Items from a data source:
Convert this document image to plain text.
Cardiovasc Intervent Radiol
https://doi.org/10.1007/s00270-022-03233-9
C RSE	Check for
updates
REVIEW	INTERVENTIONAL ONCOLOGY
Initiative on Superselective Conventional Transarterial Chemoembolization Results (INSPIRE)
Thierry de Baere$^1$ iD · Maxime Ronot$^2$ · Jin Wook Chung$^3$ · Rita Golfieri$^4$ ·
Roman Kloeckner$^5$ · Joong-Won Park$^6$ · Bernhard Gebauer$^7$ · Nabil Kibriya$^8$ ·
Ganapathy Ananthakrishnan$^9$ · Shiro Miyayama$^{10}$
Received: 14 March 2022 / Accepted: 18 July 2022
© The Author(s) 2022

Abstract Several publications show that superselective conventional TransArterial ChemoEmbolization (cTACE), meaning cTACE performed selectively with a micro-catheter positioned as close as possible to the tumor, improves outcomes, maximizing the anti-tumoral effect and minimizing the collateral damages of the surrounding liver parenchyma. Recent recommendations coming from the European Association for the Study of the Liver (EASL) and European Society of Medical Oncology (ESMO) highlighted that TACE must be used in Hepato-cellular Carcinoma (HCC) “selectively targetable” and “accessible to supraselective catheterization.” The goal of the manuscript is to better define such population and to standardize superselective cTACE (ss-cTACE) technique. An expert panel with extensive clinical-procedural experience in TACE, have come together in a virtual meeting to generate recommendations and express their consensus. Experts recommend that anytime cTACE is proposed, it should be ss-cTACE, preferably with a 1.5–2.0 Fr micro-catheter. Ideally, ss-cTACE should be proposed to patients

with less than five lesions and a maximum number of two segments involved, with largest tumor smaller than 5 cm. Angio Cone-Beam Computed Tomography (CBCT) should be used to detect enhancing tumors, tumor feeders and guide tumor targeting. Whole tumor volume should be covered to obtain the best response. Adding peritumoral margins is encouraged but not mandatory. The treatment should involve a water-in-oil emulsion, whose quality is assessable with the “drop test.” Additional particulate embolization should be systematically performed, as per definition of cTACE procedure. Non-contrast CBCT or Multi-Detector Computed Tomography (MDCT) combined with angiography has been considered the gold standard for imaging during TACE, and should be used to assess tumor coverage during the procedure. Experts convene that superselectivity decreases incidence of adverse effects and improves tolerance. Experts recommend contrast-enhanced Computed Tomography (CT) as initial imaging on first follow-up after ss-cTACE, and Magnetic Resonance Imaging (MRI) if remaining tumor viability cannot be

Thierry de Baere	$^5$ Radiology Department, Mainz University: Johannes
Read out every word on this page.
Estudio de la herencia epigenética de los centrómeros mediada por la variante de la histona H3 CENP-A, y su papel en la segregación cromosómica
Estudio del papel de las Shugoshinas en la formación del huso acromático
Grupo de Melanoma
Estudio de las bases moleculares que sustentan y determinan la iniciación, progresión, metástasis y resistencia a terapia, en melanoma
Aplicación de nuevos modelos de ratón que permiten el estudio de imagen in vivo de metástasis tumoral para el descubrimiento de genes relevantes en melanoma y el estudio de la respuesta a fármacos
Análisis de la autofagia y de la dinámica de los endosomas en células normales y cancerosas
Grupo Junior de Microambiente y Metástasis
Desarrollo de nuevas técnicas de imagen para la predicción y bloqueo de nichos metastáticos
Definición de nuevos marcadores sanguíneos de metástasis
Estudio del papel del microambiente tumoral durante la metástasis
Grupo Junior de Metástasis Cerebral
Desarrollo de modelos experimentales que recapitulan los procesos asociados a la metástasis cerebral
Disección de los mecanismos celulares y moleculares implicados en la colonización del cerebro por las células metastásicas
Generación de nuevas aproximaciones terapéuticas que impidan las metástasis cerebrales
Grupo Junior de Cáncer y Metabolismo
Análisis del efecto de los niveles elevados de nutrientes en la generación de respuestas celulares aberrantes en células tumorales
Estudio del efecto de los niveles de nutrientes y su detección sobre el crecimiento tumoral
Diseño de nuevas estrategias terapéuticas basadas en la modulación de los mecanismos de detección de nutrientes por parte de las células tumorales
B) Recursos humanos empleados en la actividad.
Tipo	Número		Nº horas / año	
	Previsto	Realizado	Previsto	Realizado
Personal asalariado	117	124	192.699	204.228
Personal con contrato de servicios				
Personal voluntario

> _Task instructions_: Each line above must be retyped exactly in the response.

> _Written answer_:
Convert this document image to plain text.
Cardiovasc Intervent Radiol
https://doi.org/10.1007/s00270-022-03233-9
C RSE	Check for
updates
REVIEW	INTERVENTIONAL ONCOLOGY
Initiative on Superselective Conventional Transarterial Chemoembolization Results (INSPIRE)
Thierry de Baere$^1$ iD · Maxime Ronot$^2$ · Jin Wook Chung$^3$ · Rita Golfieri$^4$ ·
Roman Kloeckner$^5$ · Joong-Won Park$^6$ · Bernhard Gebauer$^7$ · Nabil Kibriya$^8$ ·
Ganapathy Ananthakrishnan$^9$ · Shiro Miyayama$^{10}$
Received: 14 March 2022 / Accepted: 18 July 2022
© The Author(s) 2022

Abstract Several publications show that superselective conventional TransArterial ChemoEmbolization (cTACE), meaning cTACE performed selectively with a micro-catheter positioned as close as possible to the tumor, improves outcomes, maximizing the anti-tumoral effect and minimizing the collateral damages of the surrounding liver parenchyma. Recent recommendations coming from the European Association for the Study of the Liver (EASL) and European Society of Medical Oncology (ESMO) highlighted that TACE must be used in Hepato-cellular Carcinoma (HCC) “selectively targetable” and “accessible to supraselective catheterization.” The goal of the manuscript is to better define such population and to standardize superselective cTACE (ss-cTACE) technique. An expert panel with extensive clinical-procedural experience in TACE, have come together in a virtual meeting to generate recommendations and express their consensus. Experts recommend that anytime cTACE is proposed, it should be ss-cTACE, preferably with a 1.5–2.0 Fr micro-catheter. Ideally, ss-cTACE should be proposed to patients

with less than five lesions and a maximum number of two segments involved, with largest tumor smaller than 5 cm. Angio Cone-Beam Computed Tomography (CBCT) should be used to detect enhancing tumors, tumor feeders and guide tumor targeting. Whole tumor volume should be covered to obtain the best response. Adding peritumoral margins is encouraged but not mandatory. The treatment should involve a water-in-oil emulsion, whose quality is assessable with the “drop test.” Additional particulate embolization should be systematically performed, as per definition of cTACE procedure. Non-contrast CBCT or Multi-Detector Computed Tomography (MDCT) combined with angiography has been considered the gold standard for imaging during TACE, and should be used to assess tumor coverage during the procedure. Experts convene that superselectivity decreases incidence of adverse effects and improves tolerance. Experts recommend contrast-enhanced Computed Tomography (CT) as initial imaging on first follow-up after ss-cTACE, and Magnetic Resonance Imaging (MRI) if remaining tumor viability cannot be

Thierry de Baere	$^5$ Radiology Department, Mainz University: Johannes
Read out every word on this page.
Estudio de la herencia epigenética de los centrómeros mediada por la variante de la histona H3 CENP-A, y su papel en la segregación cromosómica
Estudio del papel de las Shugoshinas en la formación del huso acromático
Grupo de Melanoma
Estudio de las bases moleculares que sustentan y determinan la iniciación, progresión, metástasis y resistencia a terapia, en melanoma
Aplicación de nuevos modelos de ratón que permiten el estudio de imagen in vivo de metástasis tumoral para el descubrimiento de genes relevantes en melanoma y el estudio de la respuesta a fármacos
Análisis de la autofagia y de la dinámica de los endosomas en células normales y cancerosas
Grupo Junior de Microambiente y Metástasis
Desarrollo de nuevas técnicas de imagen para la predicción y bloqueo de nichos metastáticos
Definición de nuevos marcadores sanguíneos de metástasis
Estudio del papel del microambiente tumoral durante la metástasis
Grupo Junior de Metástasis Cerebral
Desarrollo de modelos experimentales que recapitulan los procesos asociados a la metástasis cerebral
Disección de los mecanismos celulares y moleculares implicados en la colonización del cerebro por las células metastásicas
Generación de nuevas aproximaciones terapéuticas que impidan las metástasis cerebrales
Grupo Junior de Cáncer y Metabolismo
Análisis del efecto de los niveles elevados de nutrientes en la generación de respuestas celulares aberrantes en células tumorales
Estudio del efecto de los niveles de nutrientes y su detección sobre el crecimiento tumoral
Diseño de nuevas estrategias terapéuticas basadas en la modulación de los mecanismos de detección de nutrientes por parte de las células tumorales
B) Recursos humanos empleados en la actividad.
Tipo	Número		Nº horas / año	
	Previsto	Realizado	Previsto	Realizado
Personal asalariado	117	124	192.699	204.228
Personal con contrato de servicios				
Personal voluntario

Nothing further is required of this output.